### Information provided
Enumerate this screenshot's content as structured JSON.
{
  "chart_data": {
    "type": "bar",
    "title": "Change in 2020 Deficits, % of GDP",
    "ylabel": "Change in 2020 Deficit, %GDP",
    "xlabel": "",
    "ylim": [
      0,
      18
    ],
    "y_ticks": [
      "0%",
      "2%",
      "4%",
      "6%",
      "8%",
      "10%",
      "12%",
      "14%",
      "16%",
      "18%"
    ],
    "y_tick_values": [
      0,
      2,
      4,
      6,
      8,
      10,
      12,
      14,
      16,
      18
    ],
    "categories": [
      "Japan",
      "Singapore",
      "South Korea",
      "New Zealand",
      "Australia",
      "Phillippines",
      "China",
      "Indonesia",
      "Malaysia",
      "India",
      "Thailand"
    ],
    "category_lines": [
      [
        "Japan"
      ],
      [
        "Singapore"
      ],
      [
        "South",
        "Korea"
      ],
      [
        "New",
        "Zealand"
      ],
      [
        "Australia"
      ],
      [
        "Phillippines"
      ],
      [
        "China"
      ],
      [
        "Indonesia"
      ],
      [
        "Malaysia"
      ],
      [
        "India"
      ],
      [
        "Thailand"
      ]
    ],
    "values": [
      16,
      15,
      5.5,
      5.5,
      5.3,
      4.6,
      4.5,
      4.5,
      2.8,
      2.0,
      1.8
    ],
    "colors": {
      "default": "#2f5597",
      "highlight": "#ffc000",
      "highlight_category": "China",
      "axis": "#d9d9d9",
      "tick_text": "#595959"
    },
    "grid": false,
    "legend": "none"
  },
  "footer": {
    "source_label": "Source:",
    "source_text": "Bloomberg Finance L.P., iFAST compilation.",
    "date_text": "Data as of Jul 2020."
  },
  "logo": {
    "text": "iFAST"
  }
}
######
Write out the entries in full, exactly as given.

# Task output
Enumerate this screenshot's content as structured JSON.
{
  "chart_data": {
    "type": "bar",
    "title": "Change in 2020 Deficits, % of GDP",
    "ylabel": "Change in 2020 Deficit, %GDP",
    "xlabel": "",
    "ylim": [
      0,
      18
    ],
    "y_ticks": [
      "0%",
      "2%",
      "4%",
      "6%",
      "8%",
      "10%",
      "12%",
      "14%",
      "16%",
      "18%"
    ],
    "y_tick_values": [
      0,
      2,
      4,
      6,
      8,
      10,
      12,
      14,
      16,
      18
    ],
    "categories": [
      "Japan",
      "Singapore",
      "South Korea",
      "New Zealand",
      "Australia",
      "Phillippines",
      "China",
      "Indonesia",
      "Malaysia",
      "India",
      "Thailand"
    ],
    "category_lines": [
      [
        "Japan"
      ],
      [
        "Singapore"
      ],
      [
        "South",
        "Korea"
      ],
      [
        "New",
        "Zealand"
      ],
      [
        "Australia"
      ],
      [
        "Phillippines"
      ],
      [
        "China"
      ],
      [
        "Indonesia"
      ],
      [
        "Malaysia"
      ],
      [
        "India"
      ],
      [
        "Thailand"
      ]
    ],
    "values": [
      16,
      15,
      5.5,
      5.5,
      5.3,
      4.6,
      4.5,
      4.5,
      2.8,
      2.0,
      1.8
    ],
    "colors": {
      "default": "#2f5597",
      "highlight": "#ffc000",
      "highlight_category": "China",
      "axis": "#d9d9d9",
      "tick_text": "#595959"
    },
    "grid": false,
    "legend": "none"
  },
  "footer": {
    "source_label": "Source:",
    "source_text": "Bloomberg Finance L.P., iFAST compilation.",
    "date_text": "Data as of Jul 2020."
  },
  "logo": {
    "text": "iFAST"
  }
}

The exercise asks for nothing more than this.